[START OF Stored data]

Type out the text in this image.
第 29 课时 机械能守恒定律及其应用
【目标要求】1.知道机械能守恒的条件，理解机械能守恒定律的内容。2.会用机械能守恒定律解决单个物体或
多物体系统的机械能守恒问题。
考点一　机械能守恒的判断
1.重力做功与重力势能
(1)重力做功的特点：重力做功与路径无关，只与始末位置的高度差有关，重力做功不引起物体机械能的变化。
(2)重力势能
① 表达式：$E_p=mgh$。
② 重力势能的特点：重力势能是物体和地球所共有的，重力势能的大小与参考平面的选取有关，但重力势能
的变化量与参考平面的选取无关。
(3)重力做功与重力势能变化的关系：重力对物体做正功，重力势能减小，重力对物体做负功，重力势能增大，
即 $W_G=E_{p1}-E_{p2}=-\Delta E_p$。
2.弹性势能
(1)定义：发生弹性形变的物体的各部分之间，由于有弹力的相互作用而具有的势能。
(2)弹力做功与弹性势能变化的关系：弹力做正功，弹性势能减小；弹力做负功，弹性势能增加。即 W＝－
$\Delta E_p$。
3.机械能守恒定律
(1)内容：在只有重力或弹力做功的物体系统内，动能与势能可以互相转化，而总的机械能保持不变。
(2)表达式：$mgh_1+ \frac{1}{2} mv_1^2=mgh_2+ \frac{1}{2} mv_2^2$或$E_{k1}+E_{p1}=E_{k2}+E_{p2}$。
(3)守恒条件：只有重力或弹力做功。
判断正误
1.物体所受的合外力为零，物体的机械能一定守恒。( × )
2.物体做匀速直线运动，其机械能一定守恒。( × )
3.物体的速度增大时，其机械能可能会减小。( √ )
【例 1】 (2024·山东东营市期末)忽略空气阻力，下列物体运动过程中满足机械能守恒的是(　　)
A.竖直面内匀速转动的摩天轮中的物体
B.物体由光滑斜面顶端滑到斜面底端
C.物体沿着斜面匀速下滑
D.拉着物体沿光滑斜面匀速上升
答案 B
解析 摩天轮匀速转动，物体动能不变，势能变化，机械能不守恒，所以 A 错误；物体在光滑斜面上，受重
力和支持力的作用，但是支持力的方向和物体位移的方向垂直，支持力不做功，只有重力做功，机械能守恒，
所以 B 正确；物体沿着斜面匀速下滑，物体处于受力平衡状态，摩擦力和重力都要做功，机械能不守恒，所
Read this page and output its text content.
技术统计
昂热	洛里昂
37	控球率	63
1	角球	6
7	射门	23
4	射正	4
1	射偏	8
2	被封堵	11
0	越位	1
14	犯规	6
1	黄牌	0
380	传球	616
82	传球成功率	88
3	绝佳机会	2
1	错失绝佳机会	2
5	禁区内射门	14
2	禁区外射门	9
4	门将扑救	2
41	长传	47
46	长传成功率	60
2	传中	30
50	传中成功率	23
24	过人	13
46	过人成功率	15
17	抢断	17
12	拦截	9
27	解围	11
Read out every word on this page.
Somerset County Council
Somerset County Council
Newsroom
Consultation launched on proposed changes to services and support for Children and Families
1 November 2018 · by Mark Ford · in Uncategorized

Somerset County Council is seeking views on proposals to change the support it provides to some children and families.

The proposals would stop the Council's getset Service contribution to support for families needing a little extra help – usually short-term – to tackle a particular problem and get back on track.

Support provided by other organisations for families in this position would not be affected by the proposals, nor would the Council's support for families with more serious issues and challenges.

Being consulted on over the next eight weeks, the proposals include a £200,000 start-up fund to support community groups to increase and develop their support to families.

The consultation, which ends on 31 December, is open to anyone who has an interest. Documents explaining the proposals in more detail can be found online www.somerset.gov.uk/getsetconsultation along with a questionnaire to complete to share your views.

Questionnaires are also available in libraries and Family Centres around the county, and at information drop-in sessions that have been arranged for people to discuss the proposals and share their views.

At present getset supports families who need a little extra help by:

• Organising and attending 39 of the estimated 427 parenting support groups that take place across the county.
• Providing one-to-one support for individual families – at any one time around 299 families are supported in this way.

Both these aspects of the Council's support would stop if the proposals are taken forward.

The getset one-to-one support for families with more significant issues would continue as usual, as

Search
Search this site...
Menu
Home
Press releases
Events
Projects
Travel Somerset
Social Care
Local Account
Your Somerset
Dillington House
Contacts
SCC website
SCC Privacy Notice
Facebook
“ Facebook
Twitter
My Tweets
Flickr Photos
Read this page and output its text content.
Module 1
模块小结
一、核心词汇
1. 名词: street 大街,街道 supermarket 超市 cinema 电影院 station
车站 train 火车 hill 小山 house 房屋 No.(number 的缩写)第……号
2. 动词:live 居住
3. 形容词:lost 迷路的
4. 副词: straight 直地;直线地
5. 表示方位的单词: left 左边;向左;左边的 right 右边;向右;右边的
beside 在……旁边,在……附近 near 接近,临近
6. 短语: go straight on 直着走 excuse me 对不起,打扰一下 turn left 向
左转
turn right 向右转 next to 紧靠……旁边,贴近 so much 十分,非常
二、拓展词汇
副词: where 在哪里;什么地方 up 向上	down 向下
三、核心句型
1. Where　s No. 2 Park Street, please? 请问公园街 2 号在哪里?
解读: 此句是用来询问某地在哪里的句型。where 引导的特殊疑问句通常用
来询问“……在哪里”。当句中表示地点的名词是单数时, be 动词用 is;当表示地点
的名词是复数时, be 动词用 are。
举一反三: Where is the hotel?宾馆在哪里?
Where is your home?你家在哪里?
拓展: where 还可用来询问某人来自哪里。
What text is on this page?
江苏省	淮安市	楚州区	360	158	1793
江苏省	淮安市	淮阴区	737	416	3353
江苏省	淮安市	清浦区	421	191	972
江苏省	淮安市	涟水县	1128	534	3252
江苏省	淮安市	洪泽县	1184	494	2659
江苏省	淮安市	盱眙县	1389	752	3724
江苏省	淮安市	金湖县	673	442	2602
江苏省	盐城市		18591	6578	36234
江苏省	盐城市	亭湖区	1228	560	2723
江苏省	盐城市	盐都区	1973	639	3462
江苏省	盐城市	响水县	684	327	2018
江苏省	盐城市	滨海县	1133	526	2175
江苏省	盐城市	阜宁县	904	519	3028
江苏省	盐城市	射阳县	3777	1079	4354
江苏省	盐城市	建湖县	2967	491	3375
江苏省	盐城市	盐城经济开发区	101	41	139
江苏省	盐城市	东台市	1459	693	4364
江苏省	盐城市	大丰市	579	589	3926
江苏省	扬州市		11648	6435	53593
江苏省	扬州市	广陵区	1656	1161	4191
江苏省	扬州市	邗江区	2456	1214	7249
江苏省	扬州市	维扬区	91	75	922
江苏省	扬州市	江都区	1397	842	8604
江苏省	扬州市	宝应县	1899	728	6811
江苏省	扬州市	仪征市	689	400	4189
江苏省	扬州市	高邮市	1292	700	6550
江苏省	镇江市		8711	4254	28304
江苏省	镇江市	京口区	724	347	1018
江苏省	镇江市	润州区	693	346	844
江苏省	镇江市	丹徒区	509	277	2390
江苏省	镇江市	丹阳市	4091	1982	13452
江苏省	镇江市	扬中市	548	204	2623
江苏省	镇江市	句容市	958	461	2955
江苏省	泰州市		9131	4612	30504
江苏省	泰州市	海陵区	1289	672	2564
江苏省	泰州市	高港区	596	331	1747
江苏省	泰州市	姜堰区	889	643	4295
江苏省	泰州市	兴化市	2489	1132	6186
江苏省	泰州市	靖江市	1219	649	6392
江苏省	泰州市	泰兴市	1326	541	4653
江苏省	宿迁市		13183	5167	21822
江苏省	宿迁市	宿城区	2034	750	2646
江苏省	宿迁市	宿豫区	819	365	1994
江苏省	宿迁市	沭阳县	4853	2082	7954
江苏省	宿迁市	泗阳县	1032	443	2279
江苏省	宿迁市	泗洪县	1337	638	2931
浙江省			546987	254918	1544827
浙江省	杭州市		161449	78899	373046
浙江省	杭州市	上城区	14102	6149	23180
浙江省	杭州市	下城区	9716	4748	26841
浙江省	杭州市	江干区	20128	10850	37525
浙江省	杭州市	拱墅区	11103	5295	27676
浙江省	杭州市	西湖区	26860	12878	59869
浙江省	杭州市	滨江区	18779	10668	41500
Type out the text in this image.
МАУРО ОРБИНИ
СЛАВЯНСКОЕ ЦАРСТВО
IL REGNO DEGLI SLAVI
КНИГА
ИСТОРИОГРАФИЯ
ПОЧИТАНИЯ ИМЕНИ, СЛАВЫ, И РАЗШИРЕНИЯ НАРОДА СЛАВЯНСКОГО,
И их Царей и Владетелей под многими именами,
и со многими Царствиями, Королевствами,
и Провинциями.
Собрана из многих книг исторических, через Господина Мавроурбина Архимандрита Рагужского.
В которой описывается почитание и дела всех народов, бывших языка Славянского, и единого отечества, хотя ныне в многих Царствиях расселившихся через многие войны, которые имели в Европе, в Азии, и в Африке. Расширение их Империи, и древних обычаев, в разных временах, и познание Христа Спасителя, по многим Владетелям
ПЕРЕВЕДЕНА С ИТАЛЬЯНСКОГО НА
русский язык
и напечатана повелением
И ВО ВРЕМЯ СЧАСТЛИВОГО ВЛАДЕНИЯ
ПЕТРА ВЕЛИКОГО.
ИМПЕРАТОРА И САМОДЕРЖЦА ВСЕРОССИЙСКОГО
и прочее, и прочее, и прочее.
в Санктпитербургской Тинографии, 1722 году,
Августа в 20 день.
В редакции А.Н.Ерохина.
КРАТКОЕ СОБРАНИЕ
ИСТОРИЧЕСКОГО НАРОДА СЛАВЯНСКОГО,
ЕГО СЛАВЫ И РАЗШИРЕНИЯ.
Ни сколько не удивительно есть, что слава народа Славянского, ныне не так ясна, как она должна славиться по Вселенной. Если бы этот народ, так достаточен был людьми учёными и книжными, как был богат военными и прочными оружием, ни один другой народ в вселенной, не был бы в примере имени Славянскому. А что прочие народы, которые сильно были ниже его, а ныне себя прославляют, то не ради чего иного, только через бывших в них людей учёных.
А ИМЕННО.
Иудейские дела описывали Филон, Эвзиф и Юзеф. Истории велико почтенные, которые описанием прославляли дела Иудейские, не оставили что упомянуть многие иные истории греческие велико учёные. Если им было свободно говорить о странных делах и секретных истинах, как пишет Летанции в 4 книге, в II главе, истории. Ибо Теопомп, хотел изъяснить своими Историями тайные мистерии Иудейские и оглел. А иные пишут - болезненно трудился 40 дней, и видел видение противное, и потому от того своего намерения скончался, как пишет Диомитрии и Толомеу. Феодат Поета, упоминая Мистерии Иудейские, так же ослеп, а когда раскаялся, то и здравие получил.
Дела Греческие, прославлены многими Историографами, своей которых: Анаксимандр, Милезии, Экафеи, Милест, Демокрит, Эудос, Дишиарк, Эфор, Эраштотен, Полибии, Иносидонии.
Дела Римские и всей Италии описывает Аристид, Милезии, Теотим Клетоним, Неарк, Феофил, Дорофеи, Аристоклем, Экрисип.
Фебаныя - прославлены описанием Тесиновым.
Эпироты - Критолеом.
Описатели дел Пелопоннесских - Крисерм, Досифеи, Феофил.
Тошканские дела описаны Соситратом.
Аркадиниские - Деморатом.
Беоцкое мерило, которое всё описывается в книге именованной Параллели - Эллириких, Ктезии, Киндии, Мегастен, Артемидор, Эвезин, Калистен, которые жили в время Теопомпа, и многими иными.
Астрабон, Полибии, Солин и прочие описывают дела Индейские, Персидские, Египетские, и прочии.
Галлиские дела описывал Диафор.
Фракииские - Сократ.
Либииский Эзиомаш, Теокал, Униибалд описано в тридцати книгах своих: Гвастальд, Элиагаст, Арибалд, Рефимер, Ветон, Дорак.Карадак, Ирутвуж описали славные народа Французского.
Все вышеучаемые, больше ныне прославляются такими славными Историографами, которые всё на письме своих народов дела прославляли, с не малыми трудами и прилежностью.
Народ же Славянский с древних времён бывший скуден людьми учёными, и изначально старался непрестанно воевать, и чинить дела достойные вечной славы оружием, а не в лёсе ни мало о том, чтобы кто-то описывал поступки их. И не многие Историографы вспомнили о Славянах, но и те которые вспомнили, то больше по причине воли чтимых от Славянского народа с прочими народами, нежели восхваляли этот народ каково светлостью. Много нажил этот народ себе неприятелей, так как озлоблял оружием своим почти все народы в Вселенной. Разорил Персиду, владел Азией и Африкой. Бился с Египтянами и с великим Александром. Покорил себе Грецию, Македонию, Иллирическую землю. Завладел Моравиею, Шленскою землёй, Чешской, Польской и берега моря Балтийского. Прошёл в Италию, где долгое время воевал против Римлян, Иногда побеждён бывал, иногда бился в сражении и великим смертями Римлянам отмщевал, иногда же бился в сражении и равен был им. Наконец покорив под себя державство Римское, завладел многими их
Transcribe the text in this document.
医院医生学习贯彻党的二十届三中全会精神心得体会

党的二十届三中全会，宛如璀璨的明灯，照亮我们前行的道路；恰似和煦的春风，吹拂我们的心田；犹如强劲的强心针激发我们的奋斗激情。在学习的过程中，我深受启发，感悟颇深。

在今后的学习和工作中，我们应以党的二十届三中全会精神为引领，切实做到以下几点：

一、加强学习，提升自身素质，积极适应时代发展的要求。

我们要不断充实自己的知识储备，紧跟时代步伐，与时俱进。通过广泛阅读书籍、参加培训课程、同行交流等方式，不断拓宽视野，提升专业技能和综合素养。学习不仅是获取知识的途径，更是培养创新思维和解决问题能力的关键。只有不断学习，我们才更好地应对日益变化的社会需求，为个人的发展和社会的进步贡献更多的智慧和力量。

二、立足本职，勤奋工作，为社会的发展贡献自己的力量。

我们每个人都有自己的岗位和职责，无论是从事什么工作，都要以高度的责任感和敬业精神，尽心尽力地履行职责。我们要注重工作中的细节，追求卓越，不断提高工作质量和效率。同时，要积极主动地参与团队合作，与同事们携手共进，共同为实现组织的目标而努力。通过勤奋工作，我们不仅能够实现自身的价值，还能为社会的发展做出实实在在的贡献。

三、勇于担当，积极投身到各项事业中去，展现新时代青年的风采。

[END OF Stored data]

* _Request_
Pick out all lines containing the string "issues".

* _Output for this exercise_
Support provided by other organisations for families in this position would not be affected by the proposals, nor would the Council's support for families with more serious issues and challenges.
The getset one-to-one support for families with more significant issues would continue as usual, as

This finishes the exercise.